◆ DATASET RECORDS ◆

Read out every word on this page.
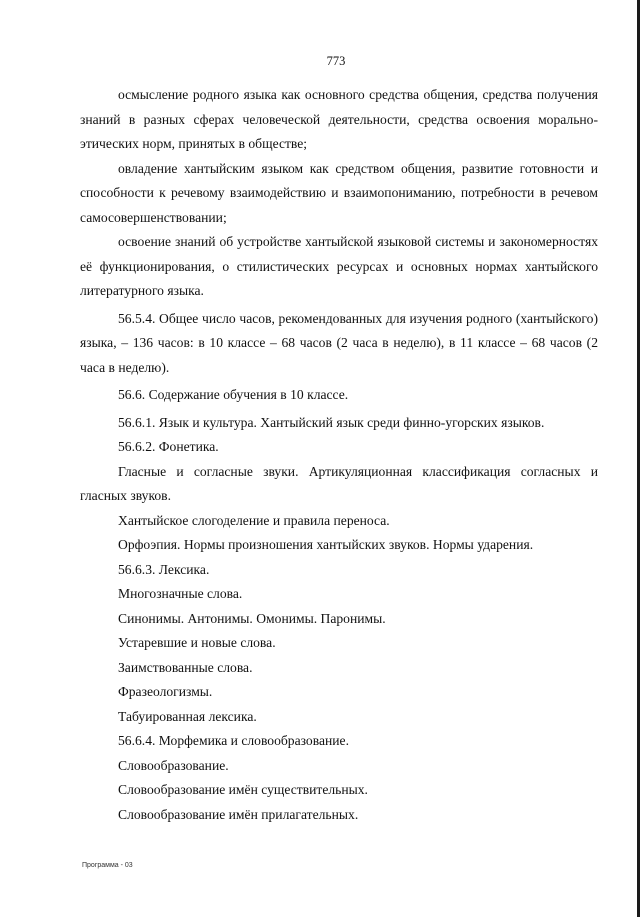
773

осмысление родного языка как основного средства общения, средства получения знаний в разных сферах человеческой деятельности, средства освоения морально-этических норм, принятых в обществе;

овладение хантыйским языком как средством общения, развитие готовности и способности к речевому взаимодействию и взаимопониманию, потребности в речевом самосовершенствовании;

освоение знаний об устройстве хантыйской языковой системы и закономерностях её функционирования, о стилистических ресурсах и основных нормах хантыйского литературного языка.

56.5.4. Общее число часов, рекомендованных для изучения родного (хантыйского) языка, – 136 часов: в 10 классе – 68 часов (2 часа в неделю), в 11 классе – 68 часов (2 часа в неделю).

56.6. Содержание обучения в 10 классе.

56.6.1. Язык и культура. Хантыйский язык среди финно-угорских языков.

56.6.2. Фонетика.

Гласные и согласные звуки. Артикуляционная классификация согласных и гласных звуков.

Хантыйское слогоделение и правила переноса.

Орфоэпия. Нормы произношения хантыйских звуков. Нормы ударения.

56.6.3. Лексика.

Многозначные слова.

Синонимы. Антонимы. Омонимы. Паронимы.

Устаревшие и новые слова.

Заимствованные слова.

Фразеологизмы.

Табуированная лексика.

56.6.4. Морфемика и словообразование.

Словообразование.

Словообразование имён существительных.

Словообразование имён прилагательных.

Программа - 03
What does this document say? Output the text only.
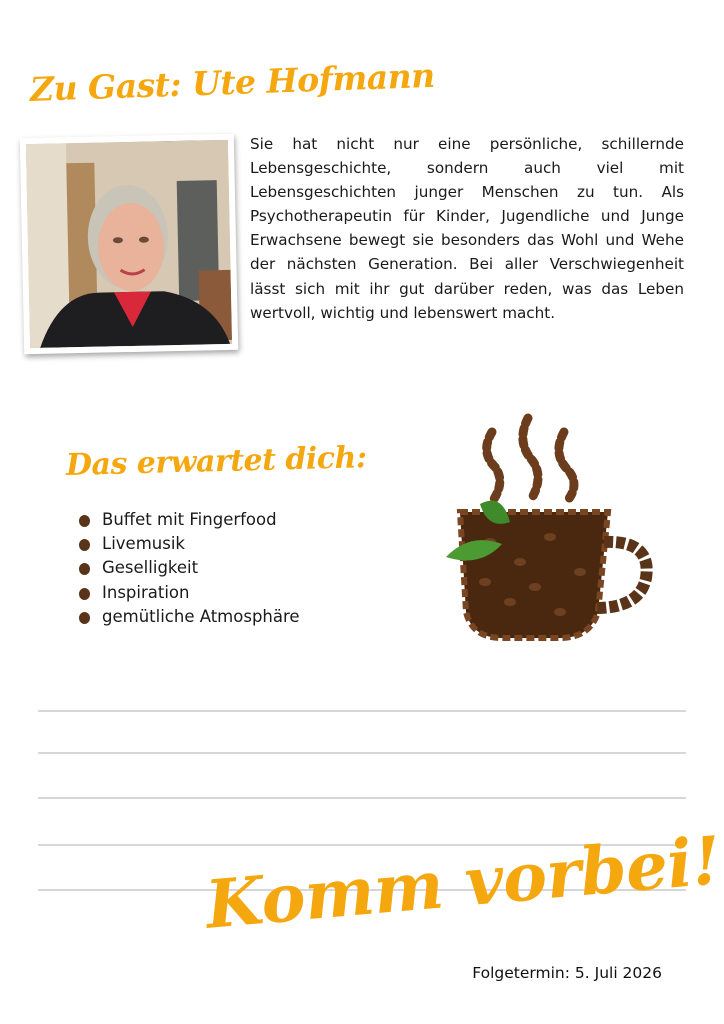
Zu Gast: Ute Hofmann

Sie hat nicht nur eine persönliche, schillernde Lebensgeschichte, sondern auch viel mit Lebensgeschichten junger Menschen zu tun. Als Psychotherapeutin für Kinder, Jugendliche und Junge Erwachsene bewegt sie besonders das Wohl und Wehe der nächsten Generation. Bei aller Verschwiegenheit lässt sich mit ihr gut darüber reden, was das Leben wertvoll, wichtig und lebenswert macht.

Das erwartet dich:
Buffet mit Fingerfood
Livemusik
Geselligkeit
Inspiration
gemütliche Atmosphäre
Komm vorbei!
Folgetermin: 5. Juli 2026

◆ WHAT THE TASK ASKS ◆
State how many lines of the records above contain the word "хантыйского", and give only that number.

◆ SOLVED EXERCISE ◆
2